* DIRECTIONS FOR THIS TASK *
Copy each line with the word "giiindia" in it.

(Collected data entries)

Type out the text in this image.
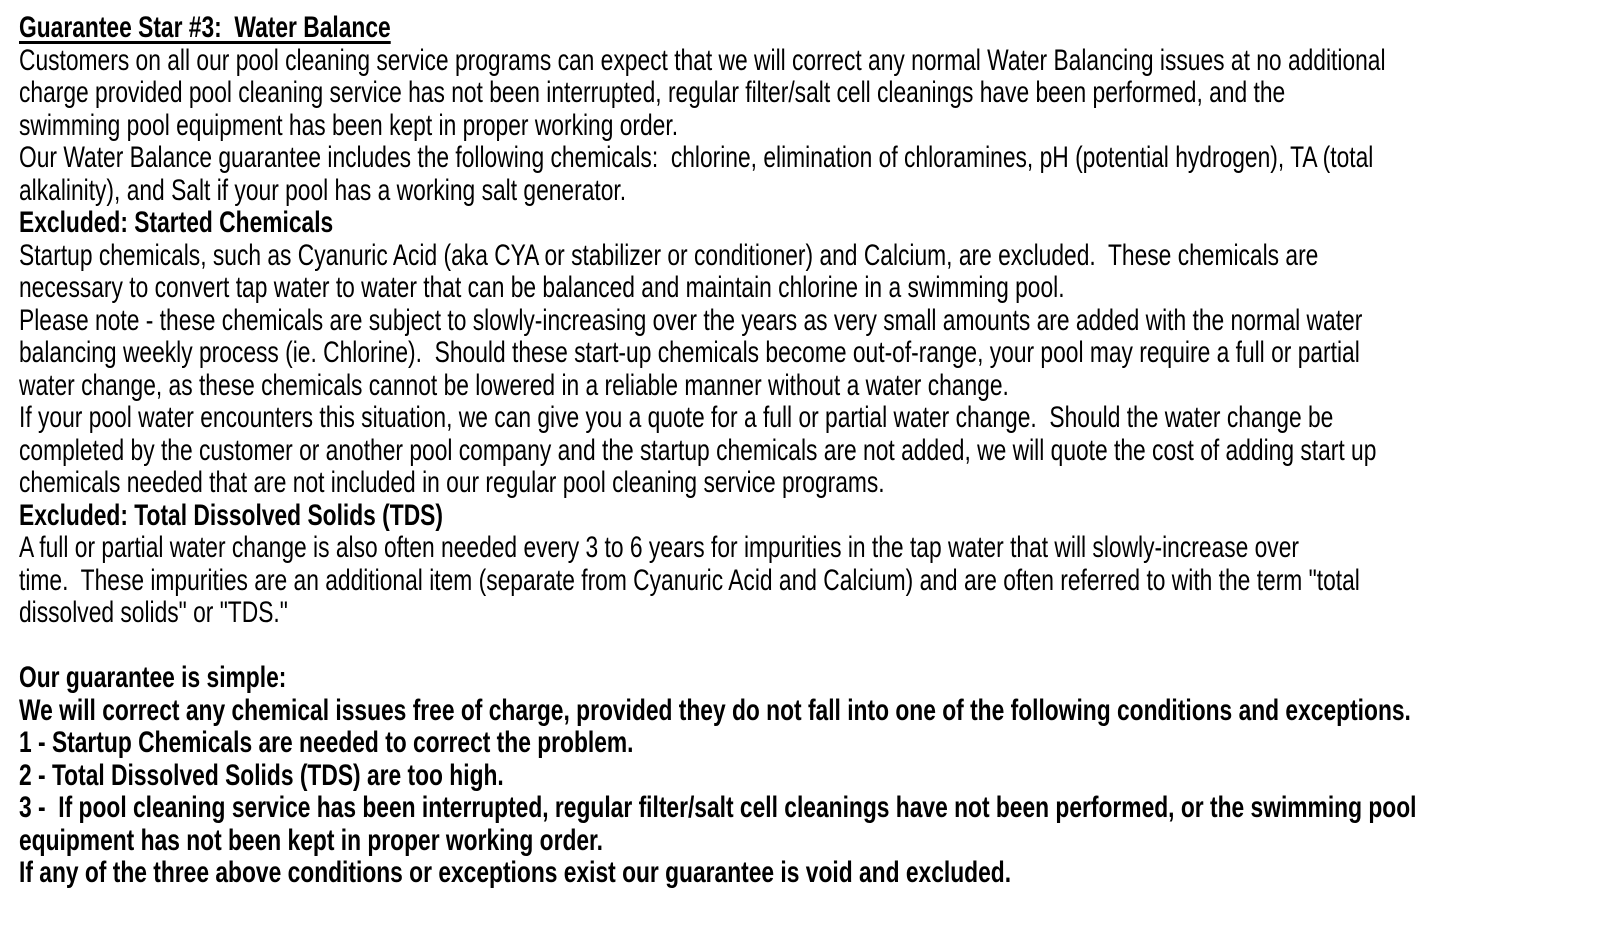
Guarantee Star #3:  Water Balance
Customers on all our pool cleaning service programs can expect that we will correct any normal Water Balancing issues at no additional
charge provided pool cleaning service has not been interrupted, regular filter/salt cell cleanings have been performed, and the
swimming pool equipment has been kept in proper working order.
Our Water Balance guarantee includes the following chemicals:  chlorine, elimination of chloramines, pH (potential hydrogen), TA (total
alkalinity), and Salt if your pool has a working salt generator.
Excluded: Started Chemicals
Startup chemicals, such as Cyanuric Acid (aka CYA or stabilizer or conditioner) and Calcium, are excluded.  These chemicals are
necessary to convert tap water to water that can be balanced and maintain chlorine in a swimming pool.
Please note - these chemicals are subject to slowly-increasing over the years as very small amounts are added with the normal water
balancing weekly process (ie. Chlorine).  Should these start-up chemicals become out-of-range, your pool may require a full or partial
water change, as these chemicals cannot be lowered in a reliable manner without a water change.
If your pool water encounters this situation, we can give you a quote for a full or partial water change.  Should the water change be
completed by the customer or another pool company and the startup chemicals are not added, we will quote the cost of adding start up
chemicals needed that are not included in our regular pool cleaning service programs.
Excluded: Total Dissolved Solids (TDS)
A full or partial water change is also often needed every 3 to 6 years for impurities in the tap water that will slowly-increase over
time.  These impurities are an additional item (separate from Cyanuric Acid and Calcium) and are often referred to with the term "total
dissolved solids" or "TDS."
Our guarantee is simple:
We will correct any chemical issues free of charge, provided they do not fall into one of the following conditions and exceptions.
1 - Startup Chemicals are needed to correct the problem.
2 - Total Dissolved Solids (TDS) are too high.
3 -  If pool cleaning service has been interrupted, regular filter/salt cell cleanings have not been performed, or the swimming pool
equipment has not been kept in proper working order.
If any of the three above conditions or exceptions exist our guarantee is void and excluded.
* * *
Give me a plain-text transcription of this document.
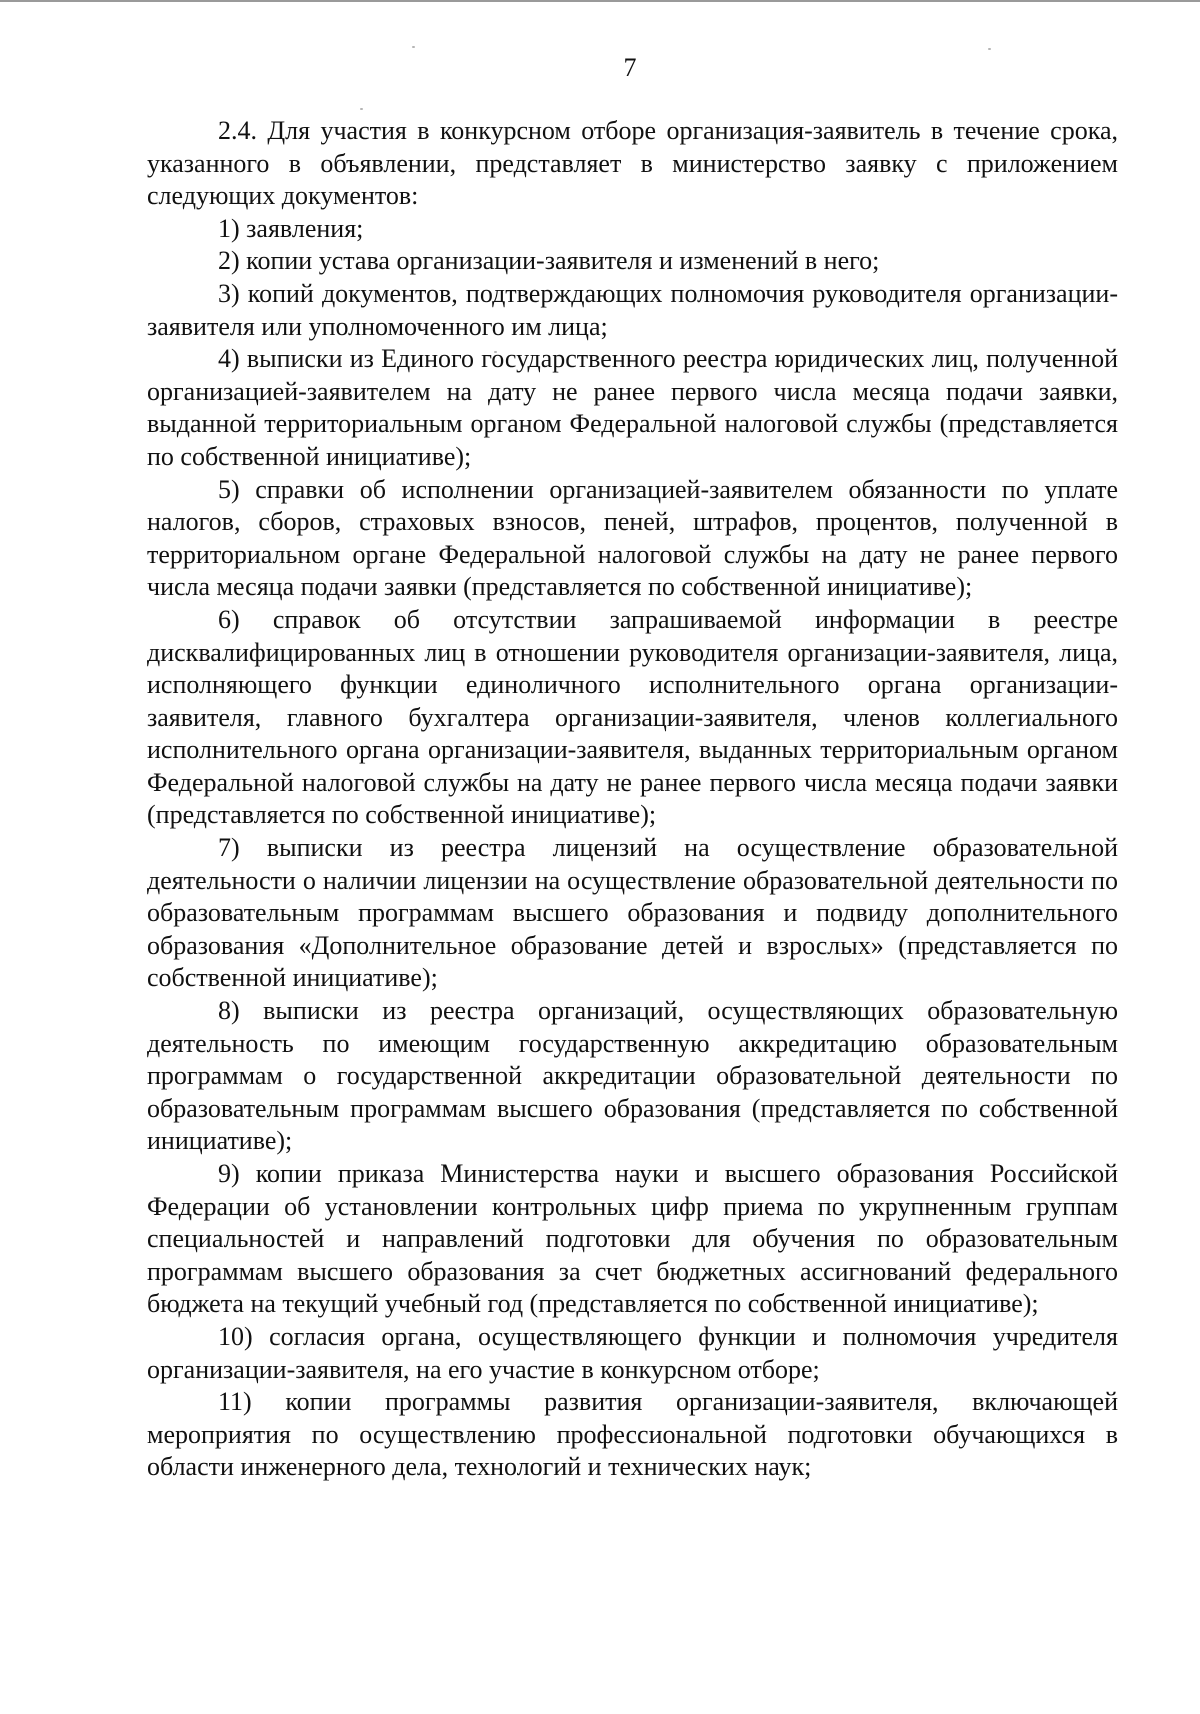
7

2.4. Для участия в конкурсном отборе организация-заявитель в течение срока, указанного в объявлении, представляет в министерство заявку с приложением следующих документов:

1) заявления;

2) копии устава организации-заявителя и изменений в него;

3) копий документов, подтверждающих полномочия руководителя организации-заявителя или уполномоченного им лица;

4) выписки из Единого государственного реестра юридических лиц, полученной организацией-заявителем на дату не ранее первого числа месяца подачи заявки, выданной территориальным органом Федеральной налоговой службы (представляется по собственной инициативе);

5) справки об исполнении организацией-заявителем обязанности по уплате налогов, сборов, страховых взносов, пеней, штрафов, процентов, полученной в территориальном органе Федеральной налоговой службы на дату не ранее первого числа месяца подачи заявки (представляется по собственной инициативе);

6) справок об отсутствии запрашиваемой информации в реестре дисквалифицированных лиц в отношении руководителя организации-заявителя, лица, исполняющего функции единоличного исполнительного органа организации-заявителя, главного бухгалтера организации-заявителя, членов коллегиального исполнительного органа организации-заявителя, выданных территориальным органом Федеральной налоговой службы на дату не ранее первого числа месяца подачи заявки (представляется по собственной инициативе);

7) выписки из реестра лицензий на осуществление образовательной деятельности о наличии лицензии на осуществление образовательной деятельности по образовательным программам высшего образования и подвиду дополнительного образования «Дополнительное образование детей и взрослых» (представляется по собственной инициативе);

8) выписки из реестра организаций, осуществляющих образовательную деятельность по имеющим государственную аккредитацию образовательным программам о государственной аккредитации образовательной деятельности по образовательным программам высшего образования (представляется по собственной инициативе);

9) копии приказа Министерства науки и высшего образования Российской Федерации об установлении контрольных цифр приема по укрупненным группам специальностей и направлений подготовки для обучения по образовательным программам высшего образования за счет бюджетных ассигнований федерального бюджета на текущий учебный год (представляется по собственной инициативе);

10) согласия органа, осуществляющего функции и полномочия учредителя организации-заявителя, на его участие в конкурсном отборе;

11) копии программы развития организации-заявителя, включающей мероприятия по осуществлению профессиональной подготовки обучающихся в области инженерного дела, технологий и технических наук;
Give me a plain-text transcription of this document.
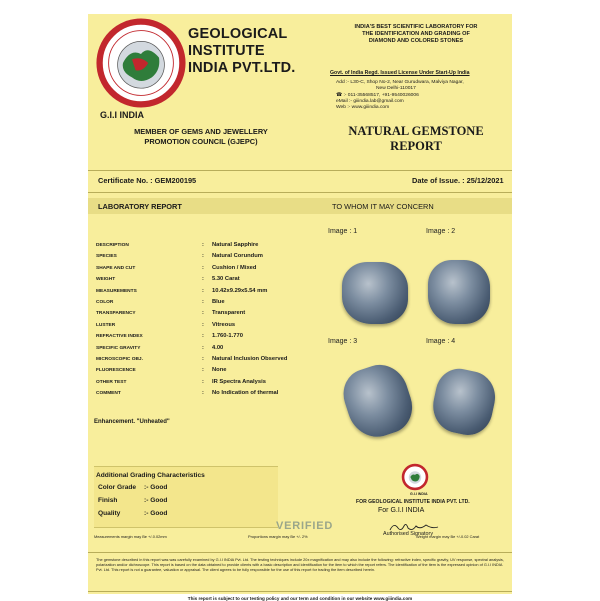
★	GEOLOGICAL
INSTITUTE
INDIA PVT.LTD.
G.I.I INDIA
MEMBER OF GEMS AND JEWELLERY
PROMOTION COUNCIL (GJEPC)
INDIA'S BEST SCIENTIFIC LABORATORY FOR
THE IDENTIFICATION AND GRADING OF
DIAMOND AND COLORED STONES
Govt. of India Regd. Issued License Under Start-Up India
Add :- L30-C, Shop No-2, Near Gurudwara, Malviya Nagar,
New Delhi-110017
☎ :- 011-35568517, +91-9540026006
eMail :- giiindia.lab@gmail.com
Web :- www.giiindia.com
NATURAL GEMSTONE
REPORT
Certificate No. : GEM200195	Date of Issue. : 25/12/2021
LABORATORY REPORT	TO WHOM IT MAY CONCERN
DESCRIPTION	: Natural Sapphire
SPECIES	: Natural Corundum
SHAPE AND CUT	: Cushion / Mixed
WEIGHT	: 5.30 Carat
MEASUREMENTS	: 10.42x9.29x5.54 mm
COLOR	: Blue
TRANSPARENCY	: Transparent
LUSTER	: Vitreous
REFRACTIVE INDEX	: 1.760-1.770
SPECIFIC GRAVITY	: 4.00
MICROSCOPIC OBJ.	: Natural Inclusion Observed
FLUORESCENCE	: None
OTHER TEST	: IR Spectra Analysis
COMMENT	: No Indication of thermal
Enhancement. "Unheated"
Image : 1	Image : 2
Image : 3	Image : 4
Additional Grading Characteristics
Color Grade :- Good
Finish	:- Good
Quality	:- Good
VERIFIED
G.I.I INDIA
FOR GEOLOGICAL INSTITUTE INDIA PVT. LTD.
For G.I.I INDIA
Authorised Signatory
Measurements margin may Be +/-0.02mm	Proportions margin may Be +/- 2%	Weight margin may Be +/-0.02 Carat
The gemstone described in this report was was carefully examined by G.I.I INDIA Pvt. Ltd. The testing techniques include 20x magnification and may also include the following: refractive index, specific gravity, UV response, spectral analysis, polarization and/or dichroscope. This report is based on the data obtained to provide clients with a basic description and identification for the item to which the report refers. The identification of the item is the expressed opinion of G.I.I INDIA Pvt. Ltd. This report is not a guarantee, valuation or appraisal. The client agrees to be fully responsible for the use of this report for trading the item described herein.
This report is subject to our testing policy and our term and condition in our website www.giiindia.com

* THE REPLY *
eMail :- giiindia.lab@gmail.com
Web :- www.giiindia.com
This report is subject to our testing policy and our term and condition in our website www.giiindia.com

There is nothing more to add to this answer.